(Records excerpted from a collection)

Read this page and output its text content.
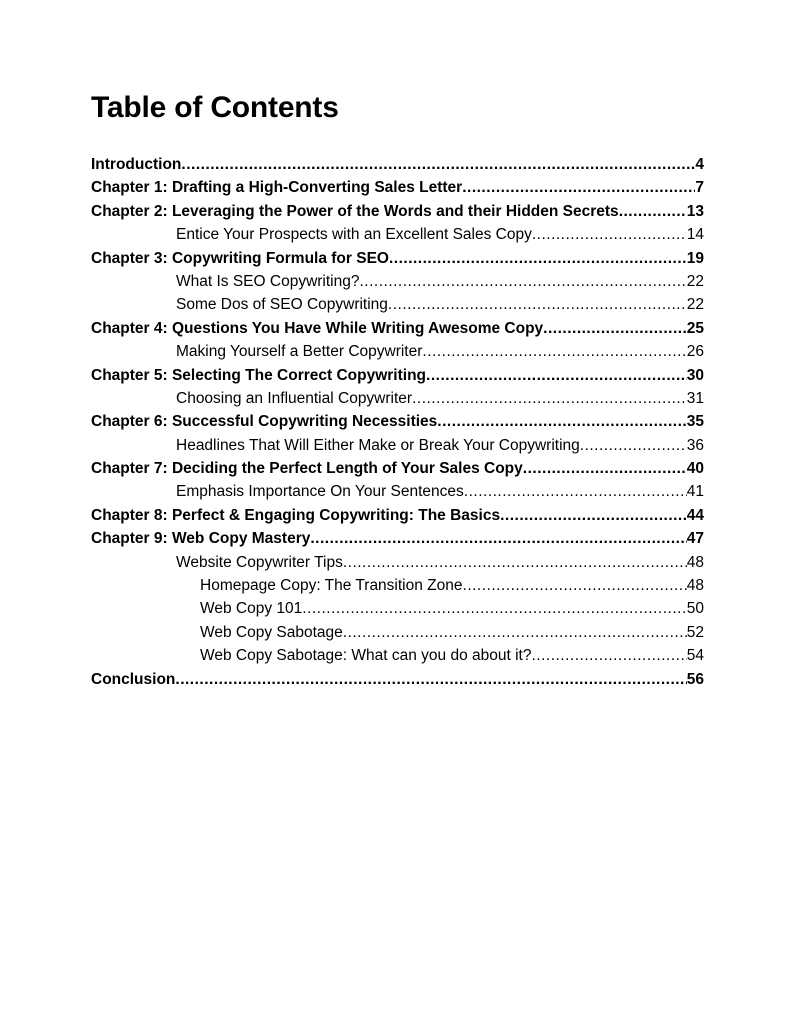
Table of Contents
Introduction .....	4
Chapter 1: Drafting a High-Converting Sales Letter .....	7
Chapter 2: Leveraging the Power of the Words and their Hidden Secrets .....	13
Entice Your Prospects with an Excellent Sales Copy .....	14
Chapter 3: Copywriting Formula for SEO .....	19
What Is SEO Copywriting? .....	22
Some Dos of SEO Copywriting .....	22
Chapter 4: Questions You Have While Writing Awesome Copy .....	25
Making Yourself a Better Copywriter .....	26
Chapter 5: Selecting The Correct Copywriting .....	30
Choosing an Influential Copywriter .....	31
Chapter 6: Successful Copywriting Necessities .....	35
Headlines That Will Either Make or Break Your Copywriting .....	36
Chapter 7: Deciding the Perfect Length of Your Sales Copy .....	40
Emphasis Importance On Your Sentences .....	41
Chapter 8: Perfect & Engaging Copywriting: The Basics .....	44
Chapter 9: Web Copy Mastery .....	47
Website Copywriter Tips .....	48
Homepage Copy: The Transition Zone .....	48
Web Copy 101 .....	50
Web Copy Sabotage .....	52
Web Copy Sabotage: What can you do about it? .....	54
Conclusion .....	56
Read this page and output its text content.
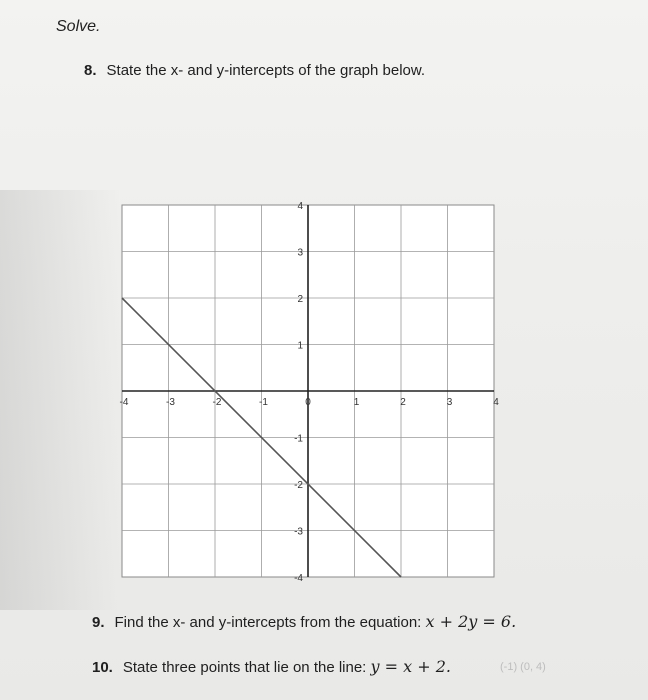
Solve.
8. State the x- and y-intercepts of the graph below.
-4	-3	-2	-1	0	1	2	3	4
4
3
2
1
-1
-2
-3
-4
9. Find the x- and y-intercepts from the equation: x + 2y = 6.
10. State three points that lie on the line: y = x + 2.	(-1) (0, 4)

**WHAT IS NEEDED:** Search the entries for the word "Sabotage" and pick out every line that holds it.

**REPLY:**
Web Copy Sabotage .....	52
Web Copy Sabotage: What can you do about it? .....	54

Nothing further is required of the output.